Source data
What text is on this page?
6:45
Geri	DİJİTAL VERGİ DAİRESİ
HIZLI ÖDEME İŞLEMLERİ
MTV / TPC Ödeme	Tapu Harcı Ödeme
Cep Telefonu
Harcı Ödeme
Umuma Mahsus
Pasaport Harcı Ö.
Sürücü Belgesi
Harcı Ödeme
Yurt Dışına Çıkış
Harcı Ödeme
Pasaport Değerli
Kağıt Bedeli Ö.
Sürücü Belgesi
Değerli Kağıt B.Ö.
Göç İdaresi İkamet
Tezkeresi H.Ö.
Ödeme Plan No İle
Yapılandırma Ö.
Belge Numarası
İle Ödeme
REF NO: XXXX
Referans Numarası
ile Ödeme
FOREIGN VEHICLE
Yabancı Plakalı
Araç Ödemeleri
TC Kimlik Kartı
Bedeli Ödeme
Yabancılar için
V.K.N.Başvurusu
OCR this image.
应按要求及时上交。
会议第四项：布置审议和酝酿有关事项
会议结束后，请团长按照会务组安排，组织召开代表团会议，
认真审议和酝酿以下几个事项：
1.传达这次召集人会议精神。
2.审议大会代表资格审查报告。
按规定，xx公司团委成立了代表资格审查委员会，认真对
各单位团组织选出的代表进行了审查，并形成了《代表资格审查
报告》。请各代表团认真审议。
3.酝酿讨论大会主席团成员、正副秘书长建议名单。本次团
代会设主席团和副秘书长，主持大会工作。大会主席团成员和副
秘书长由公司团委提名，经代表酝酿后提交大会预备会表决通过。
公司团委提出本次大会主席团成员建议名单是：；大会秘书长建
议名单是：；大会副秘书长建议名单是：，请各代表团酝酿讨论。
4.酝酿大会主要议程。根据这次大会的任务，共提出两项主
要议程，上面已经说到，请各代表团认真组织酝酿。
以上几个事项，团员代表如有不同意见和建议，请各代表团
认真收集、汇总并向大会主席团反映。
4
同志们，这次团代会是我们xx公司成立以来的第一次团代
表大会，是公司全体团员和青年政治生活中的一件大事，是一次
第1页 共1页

> **Stated task**
Copy out all of the data exactly, leaving nothing out.

> **Finished answer**
What text is on this page?
6:45
Geri	DİJİTAL VERGİ DAİRESİ
HIZLI ÖDEME İŞLEMLERİ
MTV / TPC Ödeme	Tapu Harcı Ödeme
Cep Telefonu
Harcı Ödeme
Umuma Mahsus
Pasaport Harcı Ö.
Sürücü Belgesi
Harcı Ödeme
Yurt Dışına Çıkış
Harcı Ödeme
Pasaport Değerli
Kağıt Bedeli Ö.
Sürücü Belgesi
Değerli Kağıt B.Ö.
Göç İdaresi İkamet
Tezkeresi H.Ö.
Ödeme Plan No İle
Yapılandırma Ö.
Belge Numarası
İle Ödeme
REF NO: XXXX
Referans Numarası
ile Ödeme
FOREIGN VEHICLE
Yabancı Plakalı
Araç Ödemeleri
TC Kimlik Kartı
Bedeli Ödeme
Yabancılar için
V.K.N.Başvurusu
OCR this image.
应按要求及时上交。
会议第四项：布置审议和酝酿有关事项
会议结束后，请团长按照会务组安排，组织召开代表团会议，
认真审议和酝酿以下几个事项：
1.传达这次召集人会议精神。
2.审议大会代表资格审查报告。
按规定，xx公司团委成立了代表资格审查委员会，认真对
各单位团组织选出的代表进行了审查，并形成了《代表资格审查
报告》。请各代表团认真审议。
3.酝酿讨论大会主席团成员、正副秘书长建议名单。本次团
代会设主席团和副秘书长，主持大会工作。大会主席团成员和副
秘书长由公司团委提名，经代表酝酿后提交大会预备会表决通过。
公司团委提出本次大会主席团成员建议名单是：；大会秘书长建
议名单是：；大会副秘书长建议名单是：，请各代表团酝酿讨论。
4.酝酿大会主要议程。根据这次大会的任务，共提出两项主
要议程，上面已经说到，请各代表团认真组织酝酿。
以上几个事项，团员代表如有不同意见和建议，请各代表团
认真收集、汇总并向大会主席团反映。
4
同志们，这次团代会是我们xx公司成立以来的第一次团代
表大会，是公司全体团员和青年政治生活中的一件大事，是一次
第1页 共1页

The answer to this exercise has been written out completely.